Figure collection entries:
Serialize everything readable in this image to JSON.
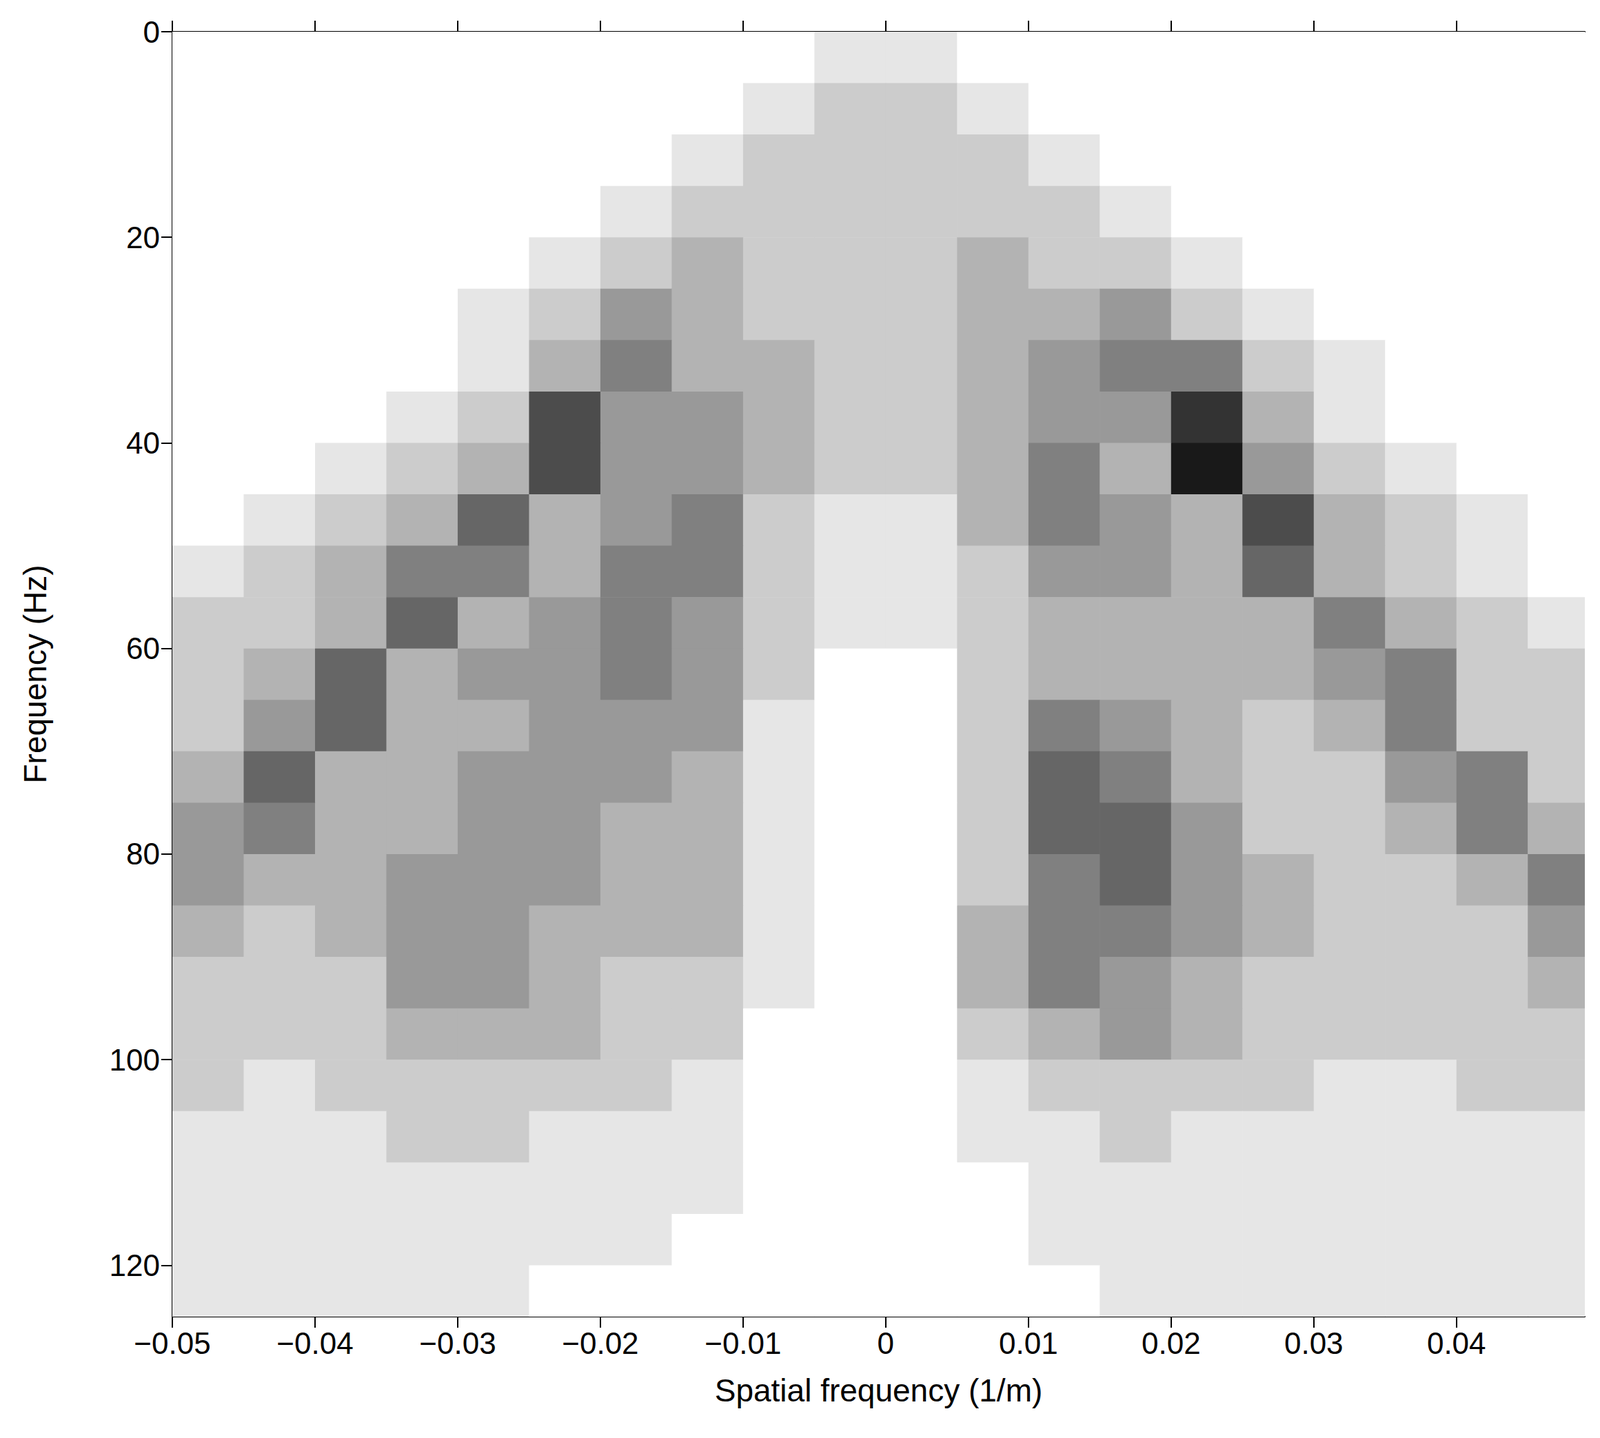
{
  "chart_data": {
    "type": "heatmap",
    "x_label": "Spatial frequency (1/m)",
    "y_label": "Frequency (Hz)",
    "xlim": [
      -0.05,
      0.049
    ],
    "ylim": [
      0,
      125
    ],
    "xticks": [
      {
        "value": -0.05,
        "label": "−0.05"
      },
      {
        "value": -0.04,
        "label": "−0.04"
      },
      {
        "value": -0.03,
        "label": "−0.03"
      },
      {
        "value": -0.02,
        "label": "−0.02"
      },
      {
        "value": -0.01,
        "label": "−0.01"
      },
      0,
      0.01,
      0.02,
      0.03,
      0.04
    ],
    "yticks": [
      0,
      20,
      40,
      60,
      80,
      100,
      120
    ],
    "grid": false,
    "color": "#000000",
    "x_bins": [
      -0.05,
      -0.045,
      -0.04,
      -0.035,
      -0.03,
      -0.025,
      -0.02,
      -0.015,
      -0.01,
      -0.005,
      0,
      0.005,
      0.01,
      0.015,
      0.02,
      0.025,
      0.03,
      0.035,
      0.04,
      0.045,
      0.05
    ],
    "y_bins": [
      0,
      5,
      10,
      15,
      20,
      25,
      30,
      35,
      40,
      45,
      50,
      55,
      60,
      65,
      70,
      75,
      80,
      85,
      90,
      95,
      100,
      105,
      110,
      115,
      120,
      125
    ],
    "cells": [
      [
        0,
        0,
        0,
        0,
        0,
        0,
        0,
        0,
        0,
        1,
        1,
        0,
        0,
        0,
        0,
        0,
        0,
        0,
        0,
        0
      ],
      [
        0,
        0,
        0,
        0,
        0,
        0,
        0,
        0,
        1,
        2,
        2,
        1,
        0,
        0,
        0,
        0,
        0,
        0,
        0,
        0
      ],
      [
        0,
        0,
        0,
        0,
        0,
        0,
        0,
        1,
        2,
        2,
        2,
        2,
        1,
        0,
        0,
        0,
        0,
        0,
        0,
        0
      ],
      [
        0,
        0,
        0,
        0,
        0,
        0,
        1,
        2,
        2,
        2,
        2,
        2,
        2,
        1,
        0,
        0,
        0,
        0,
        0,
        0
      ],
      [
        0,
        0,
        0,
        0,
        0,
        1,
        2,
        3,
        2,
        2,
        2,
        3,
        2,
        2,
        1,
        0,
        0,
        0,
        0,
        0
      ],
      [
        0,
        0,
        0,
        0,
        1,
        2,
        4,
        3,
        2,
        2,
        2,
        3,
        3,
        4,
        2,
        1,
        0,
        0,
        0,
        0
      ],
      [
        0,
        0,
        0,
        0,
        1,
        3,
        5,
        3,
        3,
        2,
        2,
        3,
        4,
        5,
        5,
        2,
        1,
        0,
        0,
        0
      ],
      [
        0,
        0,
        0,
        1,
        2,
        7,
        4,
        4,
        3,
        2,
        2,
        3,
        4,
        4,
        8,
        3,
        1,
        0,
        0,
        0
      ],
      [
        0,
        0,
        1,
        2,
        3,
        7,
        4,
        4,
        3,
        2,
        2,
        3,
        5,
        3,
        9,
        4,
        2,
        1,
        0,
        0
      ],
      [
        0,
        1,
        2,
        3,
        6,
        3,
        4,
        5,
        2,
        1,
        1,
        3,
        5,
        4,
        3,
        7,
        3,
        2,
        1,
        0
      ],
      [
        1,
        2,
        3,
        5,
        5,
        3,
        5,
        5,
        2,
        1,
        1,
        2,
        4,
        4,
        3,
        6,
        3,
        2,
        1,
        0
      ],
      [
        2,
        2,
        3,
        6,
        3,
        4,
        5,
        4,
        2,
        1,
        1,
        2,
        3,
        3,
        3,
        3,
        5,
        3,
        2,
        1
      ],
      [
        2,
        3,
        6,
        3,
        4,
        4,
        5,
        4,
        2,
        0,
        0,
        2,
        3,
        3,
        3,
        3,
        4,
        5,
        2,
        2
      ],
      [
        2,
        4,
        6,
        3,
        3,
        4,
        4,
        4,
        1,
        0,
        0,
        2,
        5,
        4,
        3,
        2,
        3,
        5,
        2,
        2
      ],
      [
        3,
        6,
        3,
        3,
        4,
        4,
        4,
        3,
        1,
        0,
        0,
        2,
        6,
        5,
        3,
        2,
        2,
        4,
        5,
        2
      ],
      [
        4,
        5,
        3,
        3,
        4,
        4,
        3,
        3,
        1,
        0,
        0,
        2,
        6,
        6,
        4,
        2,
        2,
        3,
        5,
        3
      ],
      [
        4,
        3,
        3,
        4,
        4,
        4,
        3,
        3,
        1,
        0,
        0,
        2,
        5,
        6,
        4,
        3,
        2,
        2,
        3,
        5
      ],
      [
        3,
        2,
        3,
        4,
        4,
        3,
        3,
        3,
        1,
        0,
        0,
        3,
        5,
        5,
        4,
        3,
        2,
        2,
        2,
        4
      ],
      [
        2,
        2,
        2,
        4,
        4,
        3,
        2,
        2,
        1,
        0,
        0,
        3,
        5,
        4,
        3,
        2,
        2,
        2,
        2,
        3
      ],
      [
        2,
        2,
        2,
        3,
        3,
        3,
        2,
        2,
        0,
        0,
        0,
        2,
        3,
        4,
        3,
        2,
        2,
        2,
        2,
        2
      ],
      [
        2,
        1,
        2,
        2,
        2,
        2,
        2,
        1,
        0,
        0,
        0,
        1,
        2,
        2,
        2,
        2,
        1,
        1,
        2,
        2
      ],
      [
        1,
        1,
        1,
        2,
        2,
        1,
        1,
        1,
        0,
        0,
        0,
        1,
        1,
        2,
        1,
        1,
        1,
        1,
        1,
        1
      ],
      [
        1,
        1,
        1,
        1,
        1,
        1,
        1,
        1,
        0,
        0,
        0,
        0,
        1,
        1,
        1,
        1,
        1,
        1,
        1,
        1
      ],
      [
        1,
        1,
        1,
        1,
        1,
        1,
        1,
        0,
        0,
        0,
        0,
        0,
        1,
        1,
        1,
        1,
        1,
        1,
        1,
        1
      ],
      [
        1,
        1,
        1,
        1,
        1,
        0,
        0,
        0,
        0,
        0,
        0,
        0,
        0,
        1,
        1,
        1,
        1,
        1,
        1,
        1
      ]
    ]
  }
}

### TASK GOAL
Copy out every line of the data that includes the word "value".

### FULL SOLUTION
        "value": -0.05,
        "value": -0.04,
        "value": -0.03,
        "value": -0.02,
        "value": -0.01,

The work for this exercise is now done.